» **RECORDS FOR PROCESSING**:
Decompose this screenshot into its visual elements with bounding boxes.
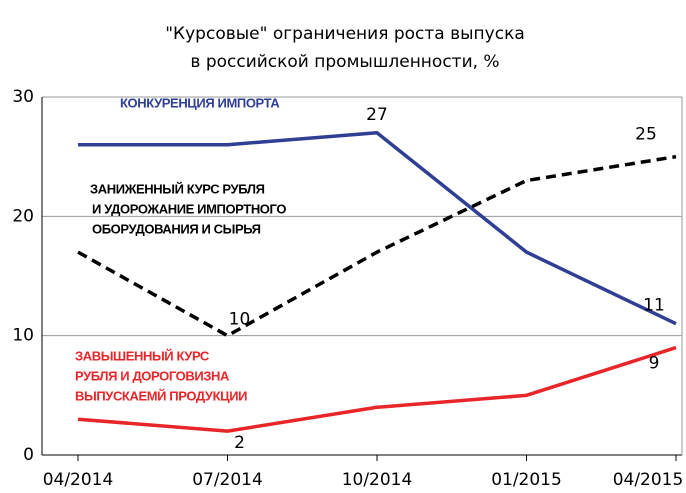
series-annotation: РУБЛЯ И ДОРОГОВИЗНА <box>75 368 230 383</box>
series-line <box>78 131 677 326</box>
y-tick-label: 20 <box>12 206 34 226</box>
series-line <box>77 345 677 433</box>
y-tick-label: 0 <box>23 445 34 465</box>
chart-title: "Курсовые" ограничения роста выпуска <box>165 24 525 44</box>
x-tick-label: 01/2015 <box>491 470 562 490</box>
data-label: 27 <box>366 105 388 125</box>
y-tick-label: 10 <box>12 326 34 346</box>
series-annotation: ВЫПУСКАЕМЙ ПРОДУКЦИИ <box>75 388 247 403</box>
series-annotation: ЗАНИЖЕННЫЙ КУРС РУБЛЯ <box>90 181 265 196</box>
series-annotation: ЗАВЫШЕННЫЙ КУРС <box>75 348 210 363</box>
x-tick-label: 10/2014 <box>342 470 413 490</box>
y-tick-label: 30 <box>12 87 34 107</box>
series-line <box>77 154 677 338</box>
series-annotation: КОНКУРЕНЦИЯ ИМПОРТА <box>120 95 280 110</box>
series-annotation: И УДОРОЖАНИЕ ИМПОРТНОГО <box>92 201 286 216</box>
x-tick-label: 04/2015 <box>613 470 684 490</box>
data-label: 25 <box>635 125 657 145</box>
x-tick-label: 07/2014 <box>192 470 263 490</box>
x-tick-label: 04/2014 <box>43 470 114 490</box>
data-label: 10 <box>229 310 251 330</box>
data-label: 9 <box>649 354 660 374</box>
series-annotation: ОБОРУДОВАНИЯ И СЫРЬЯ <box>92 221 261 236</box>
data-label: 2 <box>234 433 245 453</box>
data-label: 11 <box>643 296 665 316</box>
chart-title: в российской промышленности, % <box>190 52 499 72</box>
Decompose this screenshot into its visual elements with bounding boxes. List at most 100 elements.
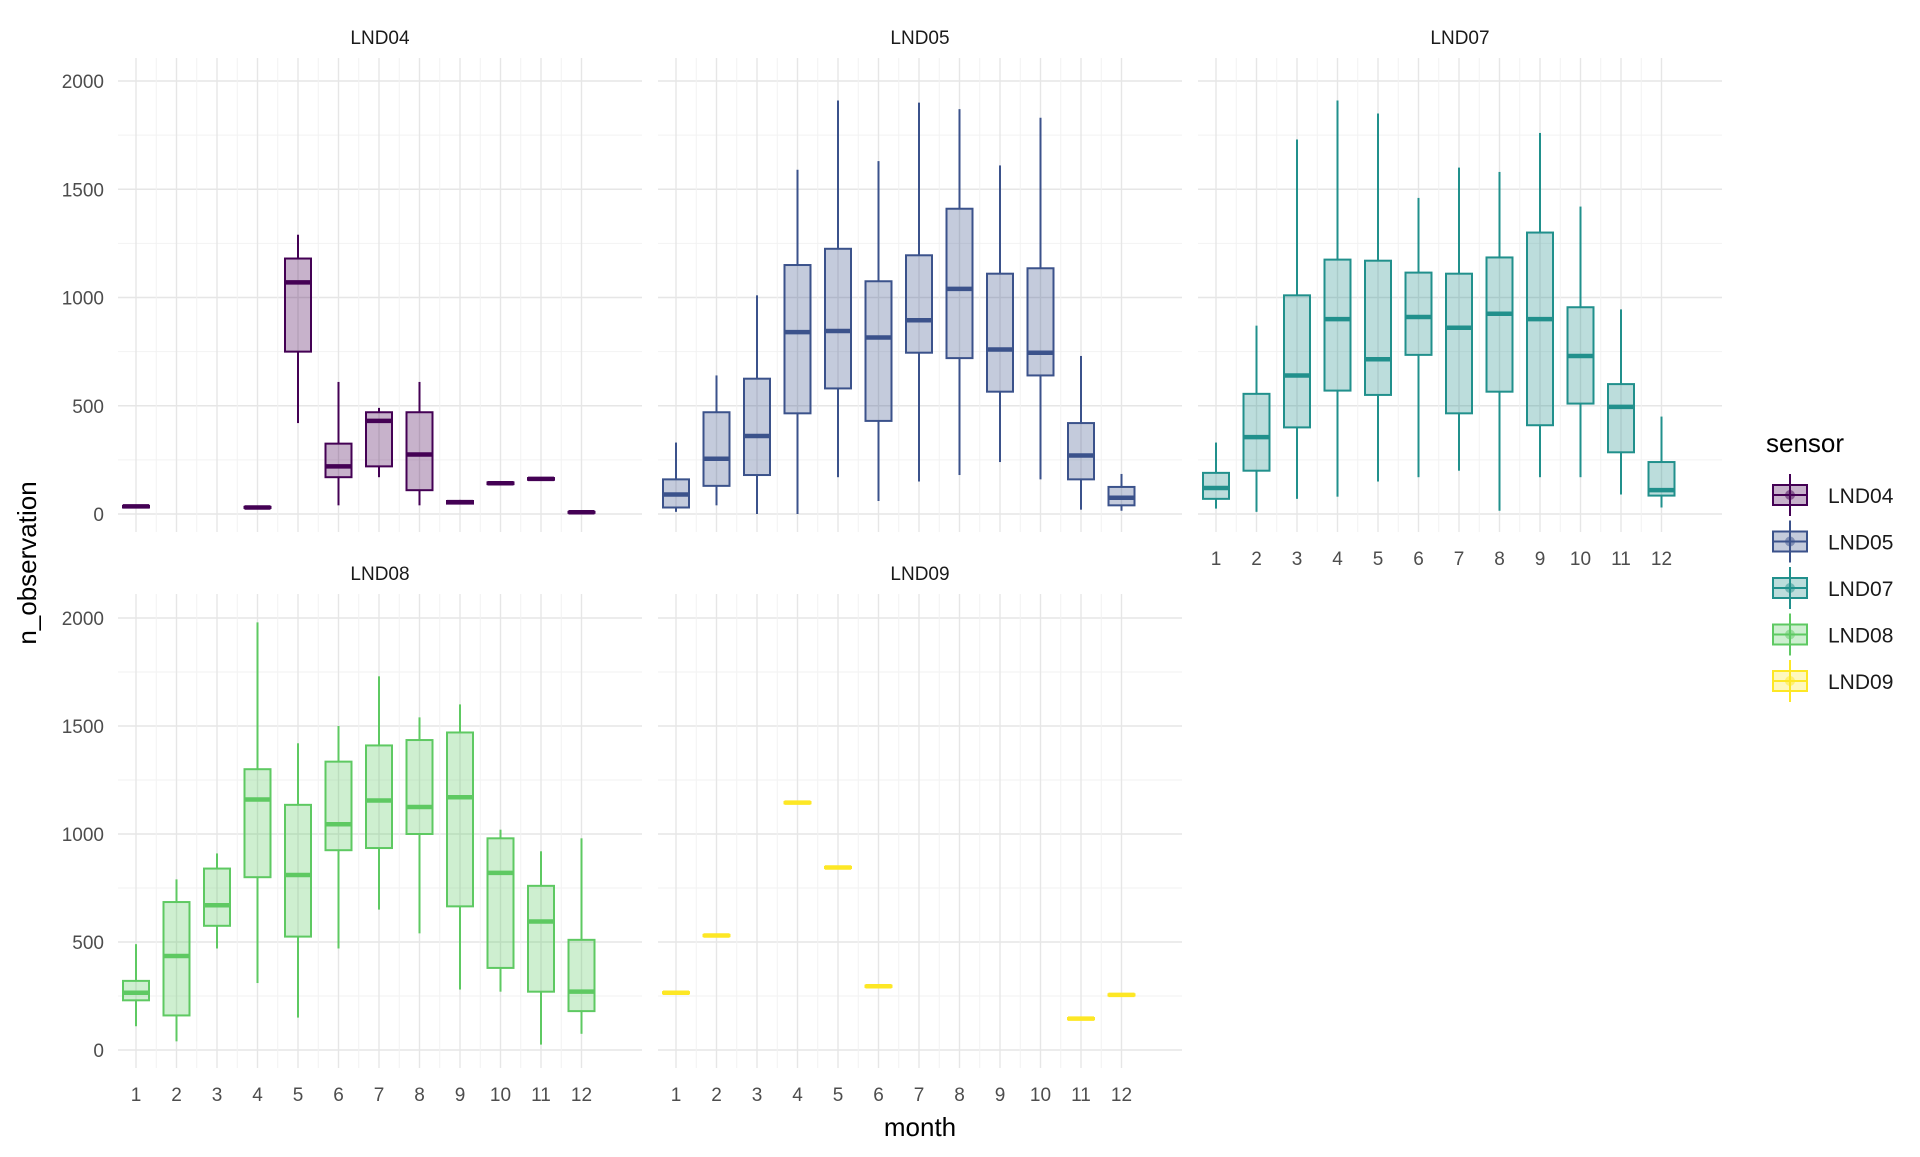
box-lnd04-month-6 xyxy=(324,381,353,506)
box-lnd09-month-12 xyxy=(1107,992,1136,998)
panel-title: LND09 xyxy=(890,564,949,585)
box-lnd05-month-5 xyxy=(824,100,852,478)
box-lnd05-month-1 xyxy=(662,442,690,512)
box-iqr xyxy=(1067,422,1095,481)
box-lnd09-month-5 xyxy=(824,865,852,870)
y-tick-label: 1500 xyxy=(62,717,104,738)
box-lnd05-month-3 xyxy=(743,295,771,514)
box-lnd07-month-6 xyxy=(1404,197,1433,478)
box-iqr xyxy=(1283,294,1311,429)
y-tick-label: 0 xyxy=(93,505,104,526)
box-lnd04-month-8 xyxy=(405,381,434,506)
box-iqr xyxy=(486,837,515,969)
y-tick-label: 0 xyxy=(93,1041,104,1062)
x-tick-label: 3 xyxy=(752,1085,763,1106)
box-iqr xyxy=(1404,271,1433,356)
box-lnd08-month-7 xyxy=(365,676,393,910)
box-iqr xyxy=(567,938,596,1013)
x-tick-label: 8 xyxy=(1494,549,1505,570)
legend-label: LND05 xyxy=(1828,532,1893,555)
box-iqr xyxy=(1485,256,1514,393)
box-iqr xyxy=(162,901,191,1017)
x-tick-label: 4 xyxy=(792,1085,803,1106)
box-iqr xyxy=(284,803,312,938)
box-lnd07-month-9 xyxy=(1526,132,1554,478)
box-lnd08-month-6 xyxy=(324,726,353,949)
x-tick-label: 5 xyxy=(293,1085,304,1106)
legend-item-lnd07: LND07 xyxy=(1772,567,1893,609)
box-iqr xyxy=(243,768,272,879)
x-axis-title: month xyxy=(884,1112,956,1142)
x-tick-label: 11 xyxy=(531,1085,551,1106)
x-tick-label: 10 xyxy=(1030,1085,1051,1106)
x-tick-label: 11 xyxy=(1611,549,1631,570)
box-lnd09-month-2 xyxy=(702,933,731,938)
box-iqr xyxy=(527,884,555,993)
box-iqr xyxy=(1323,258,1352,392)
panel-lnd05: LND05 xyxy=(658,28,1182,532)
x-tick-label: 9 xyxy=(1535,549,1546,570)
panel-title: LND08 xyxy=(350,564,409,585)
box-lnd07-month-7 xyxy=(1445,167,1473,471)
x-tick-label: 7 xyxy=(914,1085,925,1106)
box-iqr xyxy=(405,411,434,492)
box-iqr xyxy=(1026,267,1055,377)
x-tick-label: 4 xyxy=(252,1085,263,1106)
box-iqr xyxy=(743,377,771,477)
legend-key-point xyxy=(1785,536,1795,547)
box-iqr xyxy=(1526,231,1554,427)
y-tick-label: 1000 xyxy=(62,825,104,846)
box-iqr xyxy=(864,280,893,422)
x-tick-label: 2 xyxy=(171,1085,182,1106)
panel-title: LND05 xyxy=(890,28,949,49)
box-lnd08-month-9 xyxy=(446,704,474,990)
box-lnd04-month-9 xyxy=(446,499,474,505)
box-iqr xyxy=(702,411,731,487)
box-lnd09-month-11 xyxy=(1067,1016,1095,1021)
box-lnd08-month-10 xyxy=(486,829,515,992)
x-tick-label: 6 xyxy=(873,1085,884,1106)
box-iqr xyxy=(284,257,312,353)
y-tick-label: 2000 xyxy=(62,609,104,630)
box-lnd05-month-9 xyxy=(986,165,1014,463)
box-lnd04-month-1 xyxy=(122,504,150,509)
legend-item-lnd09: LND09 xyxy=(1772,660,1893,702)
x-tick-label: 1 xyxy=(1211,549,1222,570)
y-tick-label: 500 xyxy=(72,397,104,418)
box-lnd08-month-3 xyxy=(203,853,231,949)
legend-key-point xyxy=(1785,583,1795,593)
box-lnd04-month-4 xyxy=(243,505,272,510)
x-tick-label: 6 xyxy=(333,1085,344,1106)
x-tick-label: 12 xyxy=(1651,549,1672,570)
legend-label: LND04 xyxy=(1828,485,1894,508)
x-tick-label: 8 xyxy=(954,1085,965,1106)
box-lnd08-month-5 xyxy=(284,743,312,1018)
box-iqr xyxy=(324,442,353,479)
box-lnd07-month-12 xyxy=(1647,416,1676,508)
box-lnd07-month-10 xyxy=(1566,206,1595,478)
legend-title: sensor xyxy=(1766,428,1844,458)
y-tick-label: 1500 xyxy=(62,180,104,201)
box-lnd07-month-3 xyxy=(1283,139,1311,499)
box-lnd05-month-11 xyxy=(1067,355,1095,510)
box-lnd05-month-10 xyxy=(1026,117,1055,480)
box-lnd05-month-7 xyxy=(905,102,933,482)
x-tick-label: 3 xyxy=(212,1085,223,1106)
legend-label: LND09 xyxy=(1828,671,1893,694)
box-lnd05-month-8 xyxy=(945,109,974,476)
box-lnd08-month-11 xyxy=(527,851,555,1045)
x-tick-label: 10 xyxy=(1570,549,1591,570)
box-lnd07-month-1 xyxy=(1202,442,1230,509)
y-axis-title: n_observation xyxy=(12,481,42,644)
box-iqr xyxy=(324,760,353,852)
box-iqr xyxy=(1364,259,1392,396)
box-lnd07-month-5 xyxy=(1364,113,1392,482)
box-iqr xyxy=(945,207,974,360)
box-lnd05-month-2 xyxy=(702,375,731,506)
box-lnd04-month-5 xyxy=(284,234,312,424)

» **WHAT YOU ARE ASKED TO DO**: Rewrite each of the entries above with "screenshot" changed to "image" and everything else left as it is, and omit the pictures.

» **SOLUTION**:
Decompose this image into its visual elements with bounding boxes.
series-annotation: РУБЛЯ И ДОРОГОВИЗНА <box>75 368 230 383</box>
series-line <box>78 131 677 326</box>
y-tick-label: 20 <box>12 206 34 226</box>
series-line <box>77 345 677 433</box>
y-tick-label: 0 <box>23 445 34 465</box>
chart-title: "Курсовые" ограничения роста выпуска <box>165 24 525 44</box>
x-tick-label: 01/2015 <box>491 470 562 490</box>
data-label: 27 <box>366 105 388 125</box>
y-tick-label: 10 <box>12 326 34 346</box>
series-annotation: ВЫПУСКАЕМЙ ПРОДУКЦИИ <box>75 388 247 403</box>
series-annotation: ЗАНИЖЕННЫЙ КУРС РУБЛЯ <box>90 181 265 196</box>
series-annotation: ЗАВЫШЕННЫЙ КУРС <box>75 348 210 363</box>
x-tick-label: 10/2014 <box>342 470 413 490</box>
y-tick-label: 30 <box>12 87 34 107</box>
series-line <box>77 154 677 338</box>
series-annotation: КОНКУРЕНЦИЯ ИМПОРТА <box>120 95 280 110</box>
series-annotation: И УДОРОЖАНИЕ ИМПОРТНОГО <box>92 201 286 216</box>
x-tick-label: 04/2015 <box>613 470 684 490</box>
data-label: 25 <box>635 125 657 145</box>
x-tick-label: 07/2014 <box>192 470 263 490</box>
x-tick-label: 04/2014 <box>43 470 114 490</box>
data-label: 10 <box>229 310 251 330</box>
data-label: 9 <box>649 354 660 374</box>
series-annotation: ОБОРУДОВАНИЯ И СЫРЬЯ <box>92 221 261 236</box>
data-label: 2 <box>234 433 245 453</box>
data-label: 11 <box>643 296 665 316</box>
chart-title: в российской промышленности, % <box>190 52 499 72</box>
Decompose this image into its visual elements with bounding boxes. List at most 100 elements.
box-lnd04-month-6 xyxy=(324,381,353,506)
box-lnd09-month-12 xyxy=(1107,992,1136,998)
panel-title: LND09 xyxy=(890,564,949,585)
box-lnd05-month-5 xyxy=(824,100,852,478)
box-lnd05-month-1 xyxy=(662,442,690,512)
box-iqr xyxy=(1067,422,1095,481)
box-lnd09-month-5 xyxy=(824,865,852,870)
y-tick-label: 1500 xyxy=(62,717,104,738)
box-lnd05-month-3 xyxy=(743,295,771,514)
box-lnd07-month-6 xyxy=(1404,197,1433,478)
box-iqr xyxy=(1283,294,1311,429)
y-tick-label: 0 xyxy=(93,505,104,526)
box-lnd04-month-8 xyxy=(405,381,434,506)
box-iqr xyxy=(486,837,515,969)
y-tick-label: 0 xyxy=(93,1041,104,1062)
x-tick-label: 3 xyxy=(752,1085,763,1106)
box-iqr xyxy=(1404,271,1433,356)
box-lnd08-month-7 xyxy=(365,676,393,910)
box-iqr xyxy=(567,938,596,1013)
x-tick-label: 8 xyxy=(1494,549,1505,570)
legend-label: LND05 xyxy=(1828,532,1893,555)
box-iqr xyxy=(1485,256,1514,393)
box-iqr xyxy=(162,901,191,1017)
x-tick-label: 4 xyxy=(792,1085,803,1106)
box-iqr xyxy=(284,803,312,938)
box-lnd07-month-9 xyxy=(1526,132,1554,478)
box-lnd08-month-6 xyxy=(324,726,353,949)
x-tick-label: 5 xyxy=(293,1085,304,1106)
legend-item-lnd07: LND07 xyxy=(1772,567,1893,609)
box-iqr xyxy=(243,768,272,879)
x-axis-title: month xyxy=(884,1112,956,1142)
x-tick-label: 11 xyxy=(531,1085,551,1106)
x-tick-label: 10 xyxy=(1030,1085,1051,1106)
x-tick-label: 11 xyxy=(1611,549,1631,570)
box-lnd09-month-2 xyxy=(702,933,731,938)
box-iqr xyxy=(527,884,555,993)
box-iqr xyxy=(1323,258,1352,392)
panel-lnd05: LND05 xyxy=(658,28,1182,532)
x-tick-label: 9 xyxy=(1535,549,1546,570)
panel-title: LND08 xyxy=(350,564,409,585)
box-lnd07-month-7 xyxy=(1445,167,1473,471)
x-tick-label: 7 xyxy=(914,1085,925,1106)
box-iqr xyxy=(405,411,434,492)
box-iqr xyxy=(1026,267,1055,377)
x-tick-label: 4 xyxy=(252,1085,263,1106)
box-iqr xyxy=(743,377,771,477)
legend-key-point xyxy=(1785,536,1795,547)
box-iqr xyxy=(1526,231,1554,427)
y-tick-label: 1000 xyxy=(62,825,104,846)
box-iqr xyxy=(864,280,893,422)
x-tick-label: 2 xyxy=(171,1085,182,1106)
panel-title: LND05 xyxy=(890,28,949,49)
box-lnd08-month-9 xyxy=(446,704,474,990)
box-lnd04-month-9 xyxy=(446,499,474,505)
box-iqr xyxy=(702,411,731,487)
box-lnd09-month-11 xyxy=(1067,1016,1095,1021)
box-lnd08-month-10 xyxy=(486,829,515,992)
x-tick-label: 6 xyxy=(873,1085,884,1106)
box-iqr xyxy=(284,257,312,353)
y-tick-label: 2000 xyxy=(62,609,104,630)
box-lnd05-month-9 xyxy=(986,165,1014,463)
box-lnd04-month-1 xyxy=(122,504,150,509)
legend-item-lnd09: LND09 xyxy=(1772,660,1893,702)
x-tick-label: 1 xyxy=(1211,549,1222,570)
y-tick-label: 500 xyxy=(72,397,104,418)
box-lnd08-month-3 xyxy=(203,853,231,949)
legend-key-point xyxy=(1785,583,1795,593)
box-lnd04-month-4 xyxy=(243,505,272,510)
x-tick-label: 6 xyxy=(333,1085,344,1106)
x-tick-label: 12 xyxy=(1651,549,1672,570)
legend-label: LND04 xyxy=(1828,485,1894,508)
x-tick-label: 8 xyxy=(954,1085,965,1106)
box-lnd08-month-5 xyxy=(284,743,312,1018)
box-iqr xyxy=(324,442,353,479)
box-lnd07-month-12 xyxy=(1647,416,1676,508)
box-lnd07-month-10 xyxy=(1566,206,1595,478)
legend-title: sensor xyxy=(1766,428,1844,458)
y-tick-label: 1500 xyxy=(62,180,104,201)
box-lnd07-month-3 xyxy=(1283,139,1311,499)
box-lnd05-month-11 xyxy=(1067,355,1095,510)
box-lnd05-month-10 xyxy=(1026,117,1055,480)
box-lnd05-month-7 xyxy=(905,102,933,482)
x-tick-label: 3 xyxy=(212,1085,223,1106)
legend-label: LND09 xyxy=(1828,671,1893,694)
box-lnd05-month-8 xyxy=(945,109,974,476)
box-lnd08-month-11 xyxy=(527,851,555,1045)
x-tick-label: 10 xyxy=(1570,549,1591,570)
box-lnd07-month-1 xyxy=(1202,442,1230,509)
y-axis-title: n_observation xyxy=(12,481,42,644)
box-iqr xyxy=(324,760,353,852)
box-iqr xyxy=(1364,259,1392,396)
box-lnd07-month-5 xyxy=(1364,113,1392,482)
box-iqr xyxy=(945,207,974,360)
box-lnd05-month-2 xyxy=(702,375,731,506)
box-lnd04-month-5 xyxy=(284,234,312,424)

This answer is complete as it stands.